— begin Recorded information —

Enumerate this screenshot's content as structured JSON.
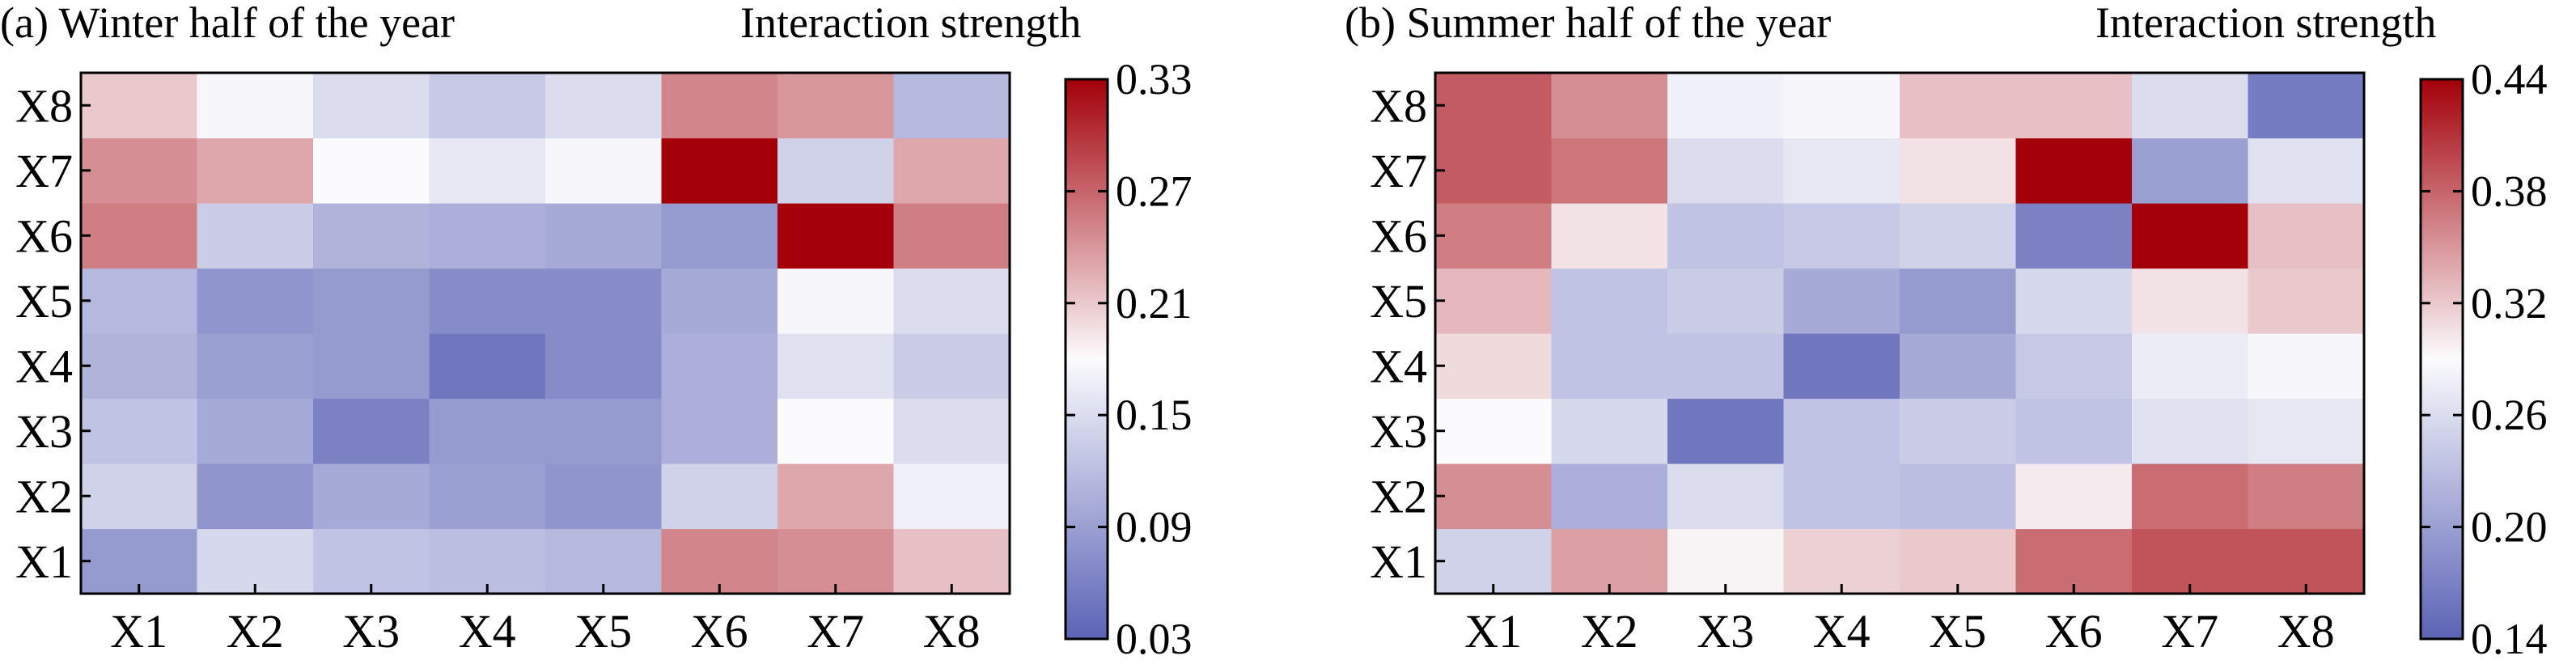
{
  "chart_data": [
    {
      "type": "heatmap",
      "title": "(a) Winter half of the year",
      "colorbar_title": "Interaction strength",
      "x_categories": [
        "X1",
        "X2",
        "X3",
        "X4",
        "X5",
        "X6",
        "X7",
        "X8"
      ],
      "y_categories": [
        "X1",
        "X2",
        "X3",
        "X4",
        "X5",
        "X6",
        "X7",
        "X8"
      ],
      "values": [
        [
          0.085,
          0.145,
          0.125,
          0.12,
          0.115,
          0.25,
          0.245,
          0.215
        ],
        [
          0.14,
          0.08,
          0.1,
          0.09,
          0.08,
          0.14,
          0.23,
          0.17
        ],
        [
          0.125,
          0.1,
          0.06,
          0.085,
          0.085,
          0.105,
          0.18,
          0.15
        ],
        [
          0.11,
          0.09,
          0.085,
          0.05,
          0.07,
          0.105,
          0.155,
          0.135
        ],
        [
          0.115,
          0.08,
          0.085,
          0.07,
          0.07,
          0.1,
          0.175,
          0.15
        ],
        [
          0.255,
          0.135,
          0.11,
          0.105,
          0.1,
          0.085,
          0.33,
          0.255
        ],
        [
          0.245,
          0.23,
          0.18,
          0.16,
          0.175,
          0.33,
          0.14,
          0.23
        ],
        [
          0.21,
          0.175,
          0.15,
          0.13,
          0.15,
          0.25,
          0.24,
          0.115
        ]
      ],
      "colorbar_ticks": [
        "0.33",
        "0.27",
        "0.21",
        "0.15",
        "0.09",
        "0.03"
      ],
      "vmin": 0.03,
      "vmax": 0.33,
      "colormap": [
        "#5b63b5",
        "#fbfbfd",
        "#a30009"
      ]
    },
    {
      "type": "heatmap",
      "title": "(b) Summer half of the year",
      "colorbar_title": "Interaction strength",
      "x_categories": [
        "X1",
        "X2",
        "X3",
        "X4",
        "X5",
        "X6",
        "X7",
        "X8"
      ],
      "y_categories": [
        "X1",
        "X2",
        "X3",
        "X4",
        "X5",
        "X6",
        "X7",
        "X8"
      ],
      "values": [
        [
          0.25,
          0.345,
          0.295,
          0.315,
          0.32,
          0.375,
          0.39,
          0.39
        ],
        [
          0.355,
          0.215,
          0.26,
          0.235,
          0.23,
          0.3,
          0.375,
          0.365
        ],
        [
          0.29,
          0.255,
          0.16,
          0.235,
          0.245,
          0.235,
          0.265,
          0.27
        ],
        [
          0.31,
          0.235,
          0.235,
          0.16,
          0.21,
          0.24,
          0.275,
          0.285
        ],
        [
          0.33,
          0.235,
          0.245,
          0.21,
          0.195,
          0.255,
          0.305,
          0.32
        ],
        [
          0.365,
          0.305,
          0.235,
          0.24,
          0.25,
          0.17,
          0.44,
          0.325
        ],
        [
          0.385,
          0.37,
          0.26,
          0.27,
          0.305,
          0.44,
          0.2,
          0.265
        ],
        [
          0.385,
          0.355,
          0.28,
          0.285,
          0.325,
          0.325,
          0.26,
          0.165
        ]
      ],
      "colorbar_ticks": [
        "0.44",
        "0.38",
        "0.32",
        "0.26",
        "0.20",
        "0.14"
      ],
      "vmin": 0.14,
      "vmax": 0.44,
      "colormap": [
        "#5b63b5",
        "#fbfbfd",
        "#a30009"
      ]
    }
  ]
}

— end Recorded information —

## Aim
Reproduce each entry verbatim, excluding any embedded images.

## Result of the task
Enumerate this screenshot's content as structured JSON.
{
  "chart_data": [
    {
      "type": "heatmap",
      "title": "(a) Winter half of the year",
      "colorbar_title": "Interaction strength",
      "x_categories": [
        "X1",
        "X2",
        "X3",
        "X4",
        "X5",
        "X6",
        "X7",
        "X8"
      ],
      "y_categories": [
        "X1",
        "X2",
        "X3",
        "X4",
        "X5",
        "X6",
        "X7",
        "X8"
      ],
      "values": [
        [
          0.085,
          0.145,
          0.125,
          0.12,
          0.115,
          0.25,
          0.245,
          0.215
        ],
        [
          0.14,
          0.08,
          0.1,
          0.09,
          0.08,
          0.14,
          0.23,
          0.17
        ],
        [
          0.125,
          0.1,
          0.06,
          0.085,
          0.085,
          0.105,
          0.18,
          0.15
        ],
        [
          0.11,
          0.09,
          0.085,
          0.05,
          0.07,
          0.105,
          0.155,
          0.135
        ],
        [
          0.115,
          0.08,
          0.085,
          0.07,
          0.07,
          0.1,
          0.175,
          0.15
        ],
        [
          0.255,
          0.135,
          0.11,
          0.105,
          0.1,
          0.085,
          0.33,
          0.255
        ],
        [
          0.245,
          0.23,
          0.18,
          0.16,
          0.175,
          0.33,
          0.14,
          0.23
        ],
        [
          0.21,
          0.175,
          0.15,
          0.13,
          0.15,
          0.25,
          0.24,
          0.115
        ]
      ],
      "colorbar_ticks": [
        "0.33",
        "0.27",
        "0.21",
        "0.15",
        "0.09",
        "0.03"
      ],
      "vmin": 0.03,
      "vmax": 0.33,
      "colormap": [
        "#5b63b5",
        "#fbfbfd",
        "#a30009"
      ]
    },
    {
      "type": "heatmap",
      "title": "(b) Summer half of the year",
      "colorbar_title": "Interaction strength",
      "x_categories": [
        "X1",
        "X2",
        "X3",
        "X4",
        "X5",
        "X6",
        "X7",
        "X8"
      ],
      "y_categories": [
        "X1",
        "X2",
        "X3",
        "X4",
        "X5",
        "X6",
        "X7",
        "X8"
      ],
      "values": [
        [
          0.25,
          0.345,
          0.295,
          0.315,
          0.32,
          0.375,
          0.39,
          0.39
        ],
        [
          0.355,
          0.215,
          0.26,
          0.235,
          0.23,
          0.3,
          0.375,
          0.365
        ],
        [
          0.29,
          0.255,
          0.16,
          0.235,
          0.245,
          0.235,
          0.265,
          0.27
        ],
        [
          0.31,
          0.235,
          0.235,
          0.16,
          0.21,
          0.24,
          0.275,
          0.285
        ],
        [
          0.33,
          0.235,
          0.245,
          0.21,
          0.195,
          0.255,
          0.305,
          0.32
        ],
        [
          0.365,
          0.305,
          0.235,
          0.24,
          0.25,
          0.17,
          0.44,
          0.325
        ],
        [
          0.385,
          0.37,
          0.26,
          0.27,
          0.305,
          0.44,
          0.2,
          0.265
        ],
        [
          0.385,
          0.355,
          0.28,
          0.285,
          0.325,
          0.325,
          0.26,
          0.165
        ]
      ],
      "colorbar_ticks": [
        "0.44",
        "0.38",
        "0.32",
        "0.26",
        "0.20",
        "0.14"
      ],
      "vmin": 0.14,
      "vmax": 0.44,
      "colormap": [
        "#5b63b5",
        "#fbfbfd",
        "#a30009"
      ]
    }
  ]
}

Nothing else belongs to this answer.